Stored records
▼
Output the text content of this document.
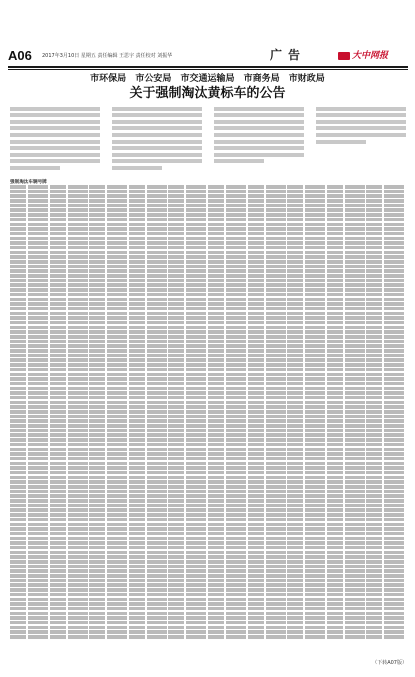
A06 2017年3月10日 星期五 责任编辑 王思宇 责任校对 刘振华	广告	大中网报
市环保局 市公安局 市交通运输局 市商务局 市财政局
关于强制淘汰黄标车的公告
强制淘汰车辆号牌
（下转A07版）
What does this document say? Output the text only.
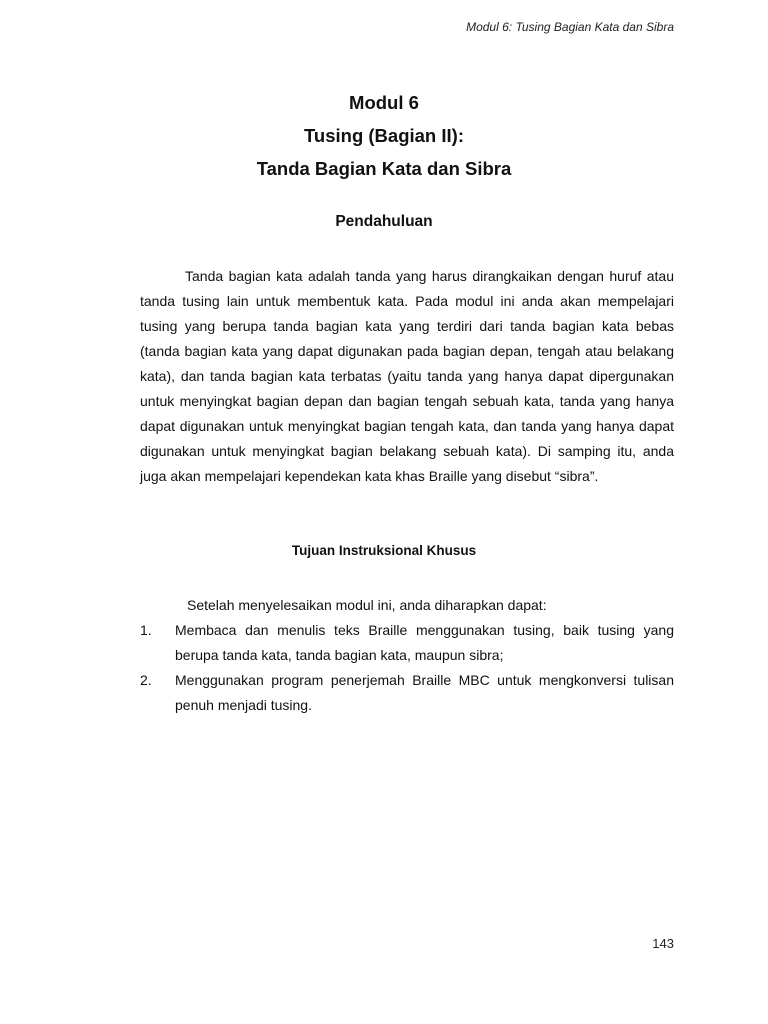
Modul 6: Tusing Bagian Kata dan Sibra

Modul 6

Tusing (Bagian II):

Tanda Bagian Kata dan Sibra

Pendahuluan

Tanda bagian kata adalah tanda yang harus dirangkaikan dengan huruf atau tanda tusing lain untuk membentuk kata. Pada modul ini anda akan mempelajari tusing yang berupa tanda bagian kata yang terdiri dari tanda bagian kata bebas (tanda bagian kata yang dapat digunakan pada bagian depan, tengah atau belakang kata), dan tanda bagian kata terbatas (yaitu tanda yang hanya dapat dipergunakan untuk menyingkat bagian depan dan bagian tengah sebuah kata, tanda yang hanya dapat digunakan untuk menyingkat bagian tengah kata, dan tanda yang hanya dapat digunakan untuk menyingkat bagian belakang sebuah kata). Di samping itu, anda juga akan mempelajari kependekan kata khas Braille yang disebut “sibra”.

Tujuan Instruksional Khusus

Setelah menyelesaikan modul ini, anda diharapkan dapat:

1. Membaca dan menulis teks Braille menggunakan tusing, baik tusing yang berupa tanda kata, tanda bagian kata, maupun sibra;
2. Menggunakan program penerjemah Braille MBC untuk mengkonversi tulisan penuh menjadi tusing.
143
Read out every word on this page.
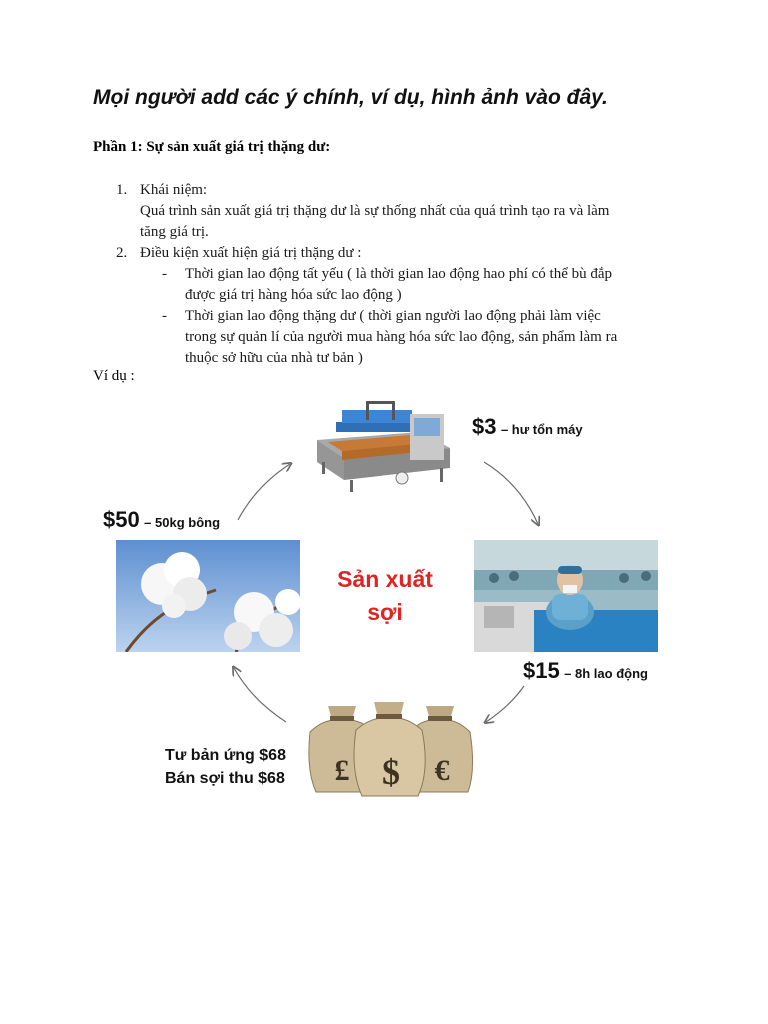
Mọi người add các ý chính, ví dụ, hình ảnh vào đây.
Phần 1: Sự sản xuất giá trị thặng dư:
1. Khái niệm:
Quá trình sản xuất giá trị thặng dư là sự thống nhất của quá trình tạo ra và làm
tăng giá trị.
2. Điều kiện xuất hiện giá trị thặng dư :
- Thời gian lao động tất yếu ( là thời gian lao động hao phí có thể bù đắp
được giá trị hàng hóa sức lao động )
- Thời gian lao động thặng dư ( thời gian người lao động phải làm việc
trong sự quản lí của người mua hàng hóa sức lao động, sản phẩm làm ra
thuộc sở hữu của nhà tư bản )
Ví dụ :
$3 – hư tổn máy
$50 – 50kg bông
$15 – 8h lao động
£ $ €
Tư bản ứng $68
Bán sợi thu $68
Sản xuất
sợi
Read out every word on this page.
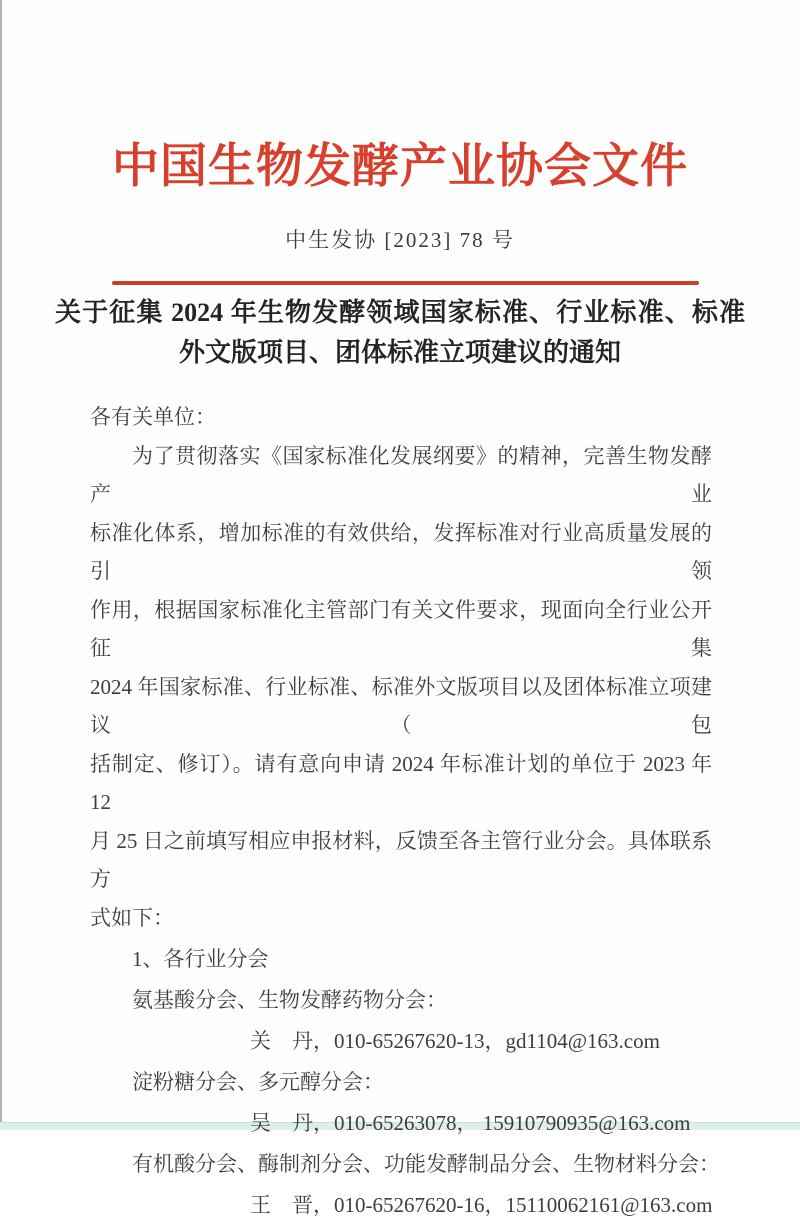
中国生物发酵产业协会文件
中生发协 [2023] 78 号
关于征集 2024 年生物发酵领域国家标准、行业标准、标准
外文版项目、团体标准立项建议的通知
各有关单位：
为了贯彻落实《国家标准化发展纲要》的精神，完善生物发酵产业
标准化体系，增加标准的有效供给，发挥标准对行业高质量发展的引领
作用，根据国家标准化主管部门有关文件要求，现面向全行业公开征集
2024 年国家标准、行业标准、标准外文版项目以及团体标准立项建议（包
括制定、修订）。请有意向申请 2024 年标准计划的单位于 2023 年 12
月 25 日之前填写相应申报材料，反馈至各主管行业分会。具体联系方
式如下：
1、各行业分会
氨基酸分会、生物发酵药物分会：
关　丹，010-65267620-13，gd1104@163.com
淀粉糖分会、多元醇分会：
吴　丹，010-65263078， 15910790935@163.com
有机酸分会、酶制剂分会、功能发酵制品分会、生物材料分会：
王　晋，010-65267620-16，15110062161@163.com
▲
Work out how many lines of the listing above include the word "hàng". Reply with nothing but the count.

2